* Problem description: Report all lines from the entries below in which "document" appears.

* Data for this task:

---

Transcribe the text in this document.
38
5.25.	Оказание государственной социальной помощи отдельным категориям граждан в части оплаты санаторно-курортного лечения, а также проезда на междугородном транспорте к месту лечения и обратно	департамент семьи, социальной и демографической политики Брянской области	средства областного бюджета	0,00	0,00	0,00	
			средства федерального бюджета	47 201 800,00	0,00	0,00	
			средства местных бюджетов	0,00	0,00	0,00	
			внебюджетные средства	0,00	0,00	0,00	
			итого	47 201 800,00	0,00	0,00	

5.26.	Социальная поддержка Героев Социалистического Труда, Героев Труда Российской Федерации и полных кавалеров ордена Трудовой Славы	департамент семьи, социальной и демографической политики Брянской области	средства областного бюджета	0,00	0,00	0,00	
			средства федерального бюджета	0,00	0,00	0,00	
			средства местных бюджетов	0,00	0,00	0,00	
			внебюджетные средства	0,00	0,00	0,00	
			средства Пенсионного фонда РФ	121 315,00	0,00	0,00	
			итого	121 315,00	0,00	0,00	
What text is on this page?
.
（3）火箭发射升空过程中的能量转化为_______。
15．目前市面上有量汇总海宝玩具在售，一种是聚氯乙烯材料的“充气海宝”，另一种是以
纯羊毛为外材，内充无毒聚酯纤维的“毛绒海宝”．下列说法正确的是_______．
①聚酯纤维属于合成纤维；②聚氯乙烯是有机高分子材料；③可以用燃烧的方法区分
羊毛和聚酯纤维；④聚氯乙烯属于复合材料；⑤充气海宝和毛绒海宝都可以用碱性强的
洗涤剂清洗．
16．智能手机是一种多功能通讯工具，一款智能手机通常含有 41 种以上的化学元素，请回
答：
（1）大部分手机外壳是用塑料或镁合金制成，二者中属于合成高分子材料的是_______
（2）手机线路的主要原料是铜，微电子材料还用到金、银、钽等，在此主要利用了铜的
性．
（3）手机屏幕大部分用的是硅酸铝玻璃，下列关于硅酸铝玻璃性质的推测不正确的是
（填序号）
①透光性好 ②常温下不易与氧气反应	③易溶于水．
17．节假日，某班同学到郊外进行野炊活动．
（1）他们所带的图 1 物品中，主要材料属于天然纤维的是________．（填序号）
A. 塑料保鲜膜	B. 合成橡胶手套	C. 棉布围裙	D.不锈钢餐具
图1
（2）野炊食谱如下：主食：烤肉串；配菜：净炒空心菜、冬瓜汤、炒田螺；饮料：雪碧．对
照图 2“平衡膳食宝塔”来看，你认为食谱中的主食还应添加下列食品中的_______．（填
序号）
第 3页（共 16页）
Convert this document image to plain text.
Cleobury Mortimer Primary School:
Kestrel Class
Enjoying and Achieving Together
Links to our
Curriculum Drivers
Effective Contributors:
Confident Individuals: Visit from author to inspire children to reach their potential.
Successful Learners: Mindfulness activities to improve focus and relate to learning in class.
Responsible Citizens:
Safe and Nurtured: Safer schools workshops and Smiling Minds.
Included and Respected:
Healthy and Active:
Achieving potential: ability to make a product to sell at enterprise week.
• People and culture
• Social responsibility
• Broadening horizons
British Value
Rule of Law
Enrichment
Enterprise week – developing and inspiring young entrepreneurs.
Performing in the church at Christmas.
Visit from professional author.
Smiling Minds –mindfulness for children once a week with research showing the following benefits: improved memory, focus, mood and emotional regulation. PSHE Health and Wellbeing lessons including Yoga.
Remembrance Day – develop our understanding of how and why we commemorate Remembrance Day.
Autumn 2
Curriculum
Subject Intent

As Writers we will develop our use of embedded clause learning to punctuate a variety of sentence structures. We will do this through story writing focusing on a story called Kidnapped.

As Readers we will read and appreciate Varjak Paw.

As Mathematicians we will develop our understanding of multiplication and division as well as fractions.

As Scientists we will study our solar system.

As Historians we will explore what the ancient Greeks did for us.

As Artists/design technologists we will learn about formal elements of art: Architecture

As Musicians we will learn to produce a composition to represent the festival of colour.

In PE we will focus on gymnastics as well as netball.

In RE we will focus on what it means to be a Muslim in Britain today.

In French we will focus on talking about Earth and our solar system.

---

* Task solution:
Transcribe the text in this document.
Convert this document image to plain text.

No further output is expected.